**Rows from a dataset**
[START]

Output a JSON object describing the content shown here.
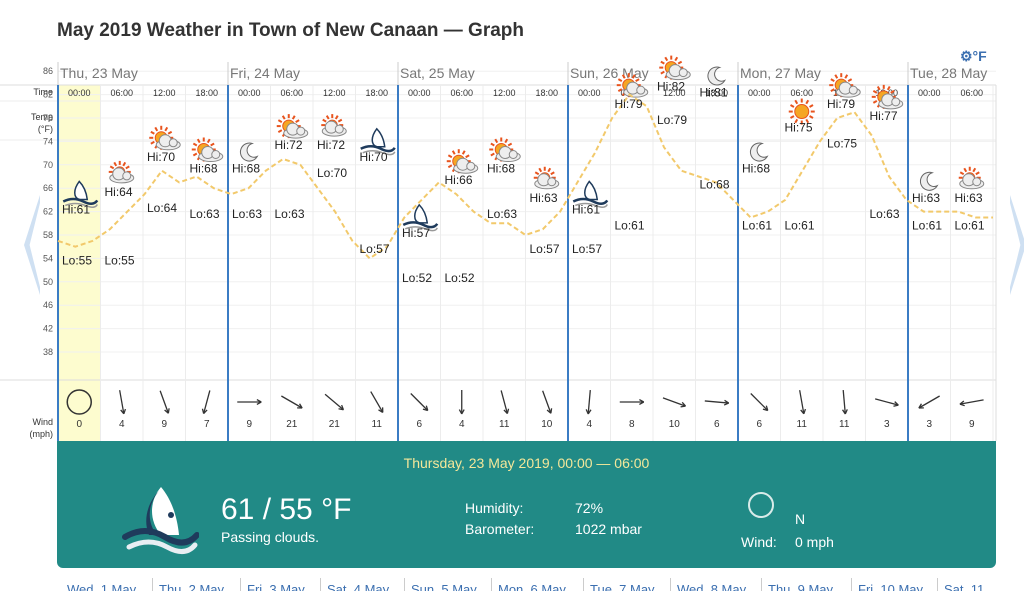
{
  "page": {
    "title": "May 2019 Weather in Town of New Canaan — Graph",
    "unit_toggle": "⚙°F"
  },
  "row_labels": {
    "time": "Time",
    "temp_line1": "Temp",
    "temp_line2": "(°F)",
    "wind_line1": "Wind",
    "wind_line2": "(mph)"
  },
  "temp_axis_ticks": [
    86,
    82,
    78,
    74,
    70,
    66,
    62,
    58,
    54,
    50,
    46,
    42,
    38
  ],
  "days": [
    {
      "label": "Thu, 23 May"
    },
    {
      "label": "Fri, 24 May"
    },
    {
      "label": "Sat, 25 May"
    },
    {
      "label": "Sun, 26 May"
    },
    {
      "label": "Mon, 27 May"
    },
    {
      "label": "Tue, 28 May"
    }
  ],
  "slots": [
    {
      "time": "00:00",
      "icon": "cloudy-night-icon",
      "wind": 0,
      "wind_dir": "calm-icon"
    },
    {
      "time": "06:00",
      "icon": "partly-cloudy-icon",
      "wind": 4,
      "wind_dir": "wind-arrow-icon"
    },
    {
      "time": "12:00",
      "icon": "sun-cloud-icon",
      "wind": 9,
      "wind_dir": "wind-arrow-icon"
    },
    {
      "time": "18:00",
      "icon": "sun-cloud-icon",
      "wind": 7,
      "wind_dir": "wind-arrow-icon"
    },
    {
      "time": "00:00",
      "icon": "clear-night-icon",
      "wind": 9,
      "wind_dir": "wind-arrow-icon"
    },
    {
      "time": "06:00",
      "icon": "sun-cloud-icon",
      "wind": 21,
      "wind_dir": "wind-arrow-icon"
    },
    {
      "time": "12:00",
      "icon": "partly-cloudy-icon",
      "wind": 21,
      "wind_dir": "wind-arrow-icon"
    },
    {
      "time": "18:00",
      "icon": "cloudy-night-icon",
      "wind": 11,
      "wind_dir": "wind-arrow-icon"
    },
    {
      "time": "00:00",
      "icon": "cloudy-night-icon",
      "wind": 6,
      "wind_dir": "wind-arrow-icon"
    },
    {
      "time": "06:00",
      "icon": "sun-cloud-icon",
      "wind": 4,
      "wind_dir": "wind-arrow-icon"
    },
    {
      "time": "12:00",
      "icon": "sun-cloud-icon",
      "wind": 11,
      "wind_dir": "wind-arrow-icon"
    },
    {
      "time": "18:00",
      "icon": "partly-cloudy-icon",
      "wind": 10,
      "wind_dir": "wind-arrow-icon"
    },
    {
      "time": "00:00",
      "icon": "cloudy-night-icon",
      "wind": 4,
      "wind_dir": "wind-arrow-icon"
    },
    {
      "time": "06:00",
      "icon": "sun-cloud-icon",
      "wind": 8,
      "wind_dir": "wind-arrow-icon"
    },
    {
      "time": "12:00",
      "icon": "sun-cloud-icon",
      "wind": 10,
      "wind_dir": "wind-arrow-icon"
    },
    {
      "time": "18:00",
      "icon": "clear-night-icon",
      "wind": 6,
      "wind_dir": "wind-arrow-icon"
    },
    {
      "time": "00:00",
      "icon": "clear-night-icon",
      "wind": 6,
      "wind_dir": "wind-arrow-icon"
    },
    {
      "time": "06:00",
      "icon": "sun-icon",
      "wind": 11,
      "wind_dir": "wind-arrow-icon"
    },
    {
      "time": "12:00",
      "icon": "sun-cloud-icon",
      "wind": 11,
      "wind_dir": "wind-arrow-icon"
    },
    {
      "time": "18:00",
      "icon": "sun-cloud-icon",
      "wind": 3,
      "wind_dir": "wind-arrow-icon"
    },
    {
      "time": "00:00",
      "icon": "clear-night-icon",
      "wind": 3,
      "wind_dir": "wind-arrow-icon"
    },
    {
      "time": "06:00",
      "icon": "partly-cloudy-icon",
      "wind": 9,
      "wind_dir": "wind-arrow-icon"
    }
  ],
  "chart_data": {
    "type": "line",
    "ylim": [
      36,
      90
    ],
    "yticks": [
      86,
      82,
      78,
      74,
      70,
      66,
      62,
      58,
      54,
      50,
      46,
      42,
      38
    ],
    "series": [
      {
        "values": [
          57,
          56,
          57,
          59,
          62,
          65,
          69,
          67,
          68,
          66,
          65,
          66,
          69,
          71,
          70,
          66,
          62,
          57,
          54,
          56,
          61,
          64,
          67,
          65,
          62,
          60,
          60,
          58,
          59,
          62,
          67,
          72,
          78,
          82,
          80,
          73,
          69,
          68,
          67,
          64,
          61,
          62,
          64,
          69,
          74,
          78,
          79,
          75,
          68,
          64,
          62,
          62,
          62,
          61,
          61
        ]
      }
    ],
    "hi_labels": [
      {
        "text": "Hi:61",
        "value": 61,
        "slot": 0
      },
      {
        "text": "Hi:64",
        "value": 64,
        "slot": 1
      },
      {
        "text": "Hi:70",
        "value": 70,
        "slot": 2
      },
      {
        "text": "Hi:68",
        "value": 68,
        "slot": 3
      },
      {
        "text": "Hi:68",
        "value": 68,
        "slot": 4
      },
      {
        "text": "Hi:72",
        "value": 72,
        "slot": 5
      },
      {
        "text": "Hi:72",
        "value": 72,
        "slot": 6
      },
      {
        "text": "Hi:70",
        "value": 70,
        "slot": 7
      },
      {
        "text": "Hi:57",
        "value": 57,
        "slot": 8
      },
      {
        "text": "Hi:66",
        "value": 66,
        "slot": 9
      },
      {
        "text": "Hi:68",
        "value": 68,
        "slot": 10
      },
      {
        "text": "Hi:63",
        "value": 63,
        "slot": 11
      },
      {
        "text": "Hi:61",
        "value": 61,
        "slot": 12
      },
      {
        "text": "Hi:79",
        "value": 79,
        "slot": 13
      },
      {
        "text": "Hi:82",
        "value": 82,
        "slot": 14
      },
      {
        "text": "Hi:81",
        "value": 81,
        "slot": 15
      },
      {
        "text": "Hi:68",
        "value": 68,
        "slot": 16
      },
      {
        "text": "Hi:75",
        "value": 75,
        "slot": 17
      },
      {
        "text": "Hi:79",
        "value": 79,
        "slot": 18
      },
      {
        "text": "Hi:77",
        "value": 77,
        "slot": 19
      },
      {
        "text": "Hi:63",
        "value": 63,
        "slot": 20
      },
      {
        "text": "Hi:63",
        "value": 63,
        "slot": 21
      }
    ],
    "lo_labels": [
      {
        "text": "Lo:55",
        "value": 55,
        "slot": 0
      },
      {
        "text": "Lo:55",
        "value": 55,
        "slot": 1
      },
      {
        "text": "Lo:64",
        "value": 64,
        "slot": 2
      },
      {
        "text": "Lo:63",
        "value": 63,
        "slot": 3
      },
      {
        "text": "Lo:63",
        "value": 63,
        "slot": 4
      },
      {
        "text": "Lo:63",
        "value": 63,
        "slot": 5
      },
      {
        "text": "Lo:70",
        "value": 70,
        "slot": 6
      },
      {
        "text": "Lo:57",
        "value": 57,
        "slot": 7
      },
      {
        "text": "Lo:52",
        "value": 52,
        "slot": 8
      },
      {
        "text": "Lo:52",
        "value": 52,
        "slot": 9
      },
      {
        "text": "Lo:63",
        "value": 63,
        "slot": 10
      },
      {
        "text": "Lo:57",
        "value": 57,
        "slot": 11
      },
      {
        "text": "Lo:57",
        "value": 57,
        "slot": 12
      },
      {
        "text": "Lo:61",
        "value": 61,
        "slot": 13
      },
      {
        "text": "Lo:79",
        "value": 79,
        "slot": 14
      },
      {
        "text": "Lo:68",
        "value": 68,
        "slot": 15
      },
      {
        "text": "Lo:61",
        "value": 61,
        "slot": 16
      },
      {
        "text": "Lo:61",
        "value": 61,
        "slot": 17
      },
      {
        "text": "Lo:75",
        "value": 75,
        "slot": 18
      },
      {
        "text": "Lo:63",
        "value": 63,
        "slot": 19
      },
      {
        "text": "Lo:61",
        "value": 61,
        "slot": 20
      },
      {
        "text": "Lo:61",
        "value": 61,
        "slot": 21
      }
    ]
  },
  "detail": {
    "header": "Thursday, 23 May 2019, 00:00 — 06:00",
    "icon": "cloudy-night-icon",
    "temp": "61 / 55 °F",
    "description": "Passing clouds.",
    "humidity_label": "Humidity:",
    "humidity_value": "72%",
    "barometer_label": "Barometer:",
    "barometer_value": "1022 mbar",
    "wind_direction": "N",
    "wind_label": "Wind:",
    "wind_value": "0 mph"
  },
  "month_tabs": [
    "Wed, 1 May",
    "Thu, 2 May",
    "Fri, 3 May",
    "Sat, 4 May",
    "Sun, 5 May",
    "Mon, 6 May",
    "Tue, 7 May",
    "Wed, 8 May",
    "Thu, 9 May",
    "Fri, 10 May",
    "Sat, 11"
  ],
  "colors": {
    "teal": "#218a86",
    "highlight": "#fdfccf",
    "day_divider": "#3b7cc4",
    "temp_line": "#f2c96b"
  }
}
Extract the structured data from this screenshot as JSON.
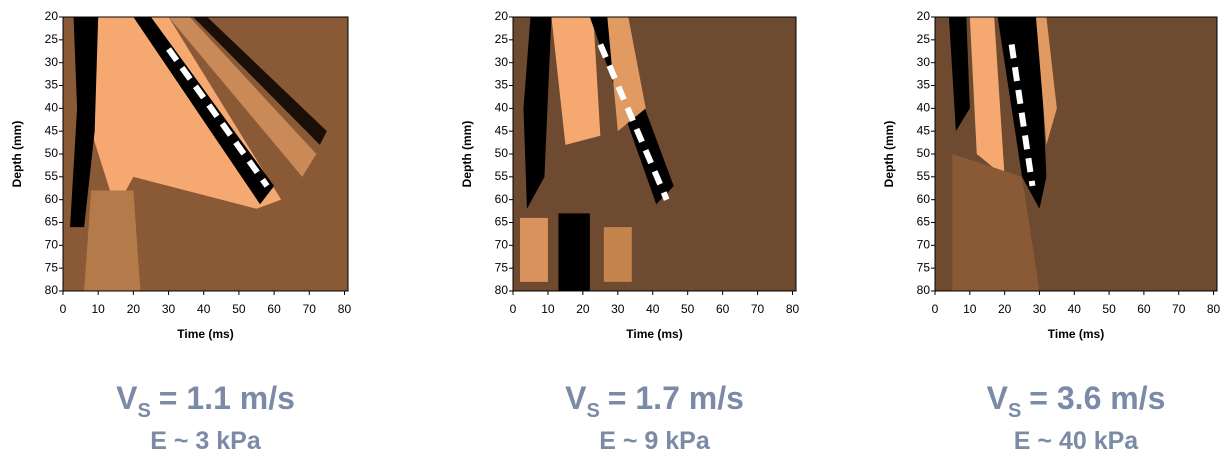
{
  "chart_data": [
    {
      "type": "image",
      "xlabel": "Time (ms)",
      "ylabel": "Depth (mm)",
      "xlim": [
        0,
        81
      ],
      "ylim": [
        80,
        20
      ],
      "xticks": [
        0,
        10,
        20,
        30,
        40,
        50,
        60,
        70,
        80
      ],
      "yticks": [
        20,
        25,
        30,
        35,
        40,
        45,
        50,
        55,
        60,
        65,
        70,
        75,
        80
      ],
      "velocity_symbol": "V",
      "velocity_subscript": "S",
      "velocity_text": "= 1.1 m/s",
      "modulus_text": "E ~ 3 kPa"
    },
    {
      "type": "image",
      "xlabel": "Time (ms)",
      "ylabel": "Depth (mm)",
      "xlim": [
        0,
        81
      ],
      "ylim": [
        80,
        20
      ],
      "xticks": [
        0,
        10,
        20,
        30,
        40,
        50,
        60,
        70,
        80
      ],
      "yticks": [
        20,
        25,
        30,
        35,
        40,
        45,
        50,
        55,
        60,
        65,
        70,
        75,
        80
      ],
      "velocity_symbol": "V",
      "velocity_subscript": "S",
      "velocity_text": "= 1.7 m/s",
      "modulus_text": "E ~ 9 kPa"
    },
    {
      "type": "image",
      "xlabel": "Time (ms)",
      "ylabel": "Depth (mm)",
      "xlim": [
        0,
        81
      ],
      "ylim": [
        80,
        20
      ],
      "xticks": [
        0,
        10,
        20,
        30,
        40,
        50,
        60,
        70,
        80
      ],
      "yticks": [
        20,
        25,
        30,
        35,
        40,
        45,
        50,
        55,
        60,
        65,
        70,
        75,
        80
      ],
      "velocity_symbol": "V",
      "velocity_subscript": "S",
      "velocity_text": "= 3.6 m/s",
      "modulus_text": "E ~ 40 kPa"
    }
  ]
}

[END]

**GOAL**
Filter the entries and copy out every line with the word "JSON".

**ANSWER BELOW**
Output a JSON object describing the content shown here.
Extract the structured data from this screenshot as JSON.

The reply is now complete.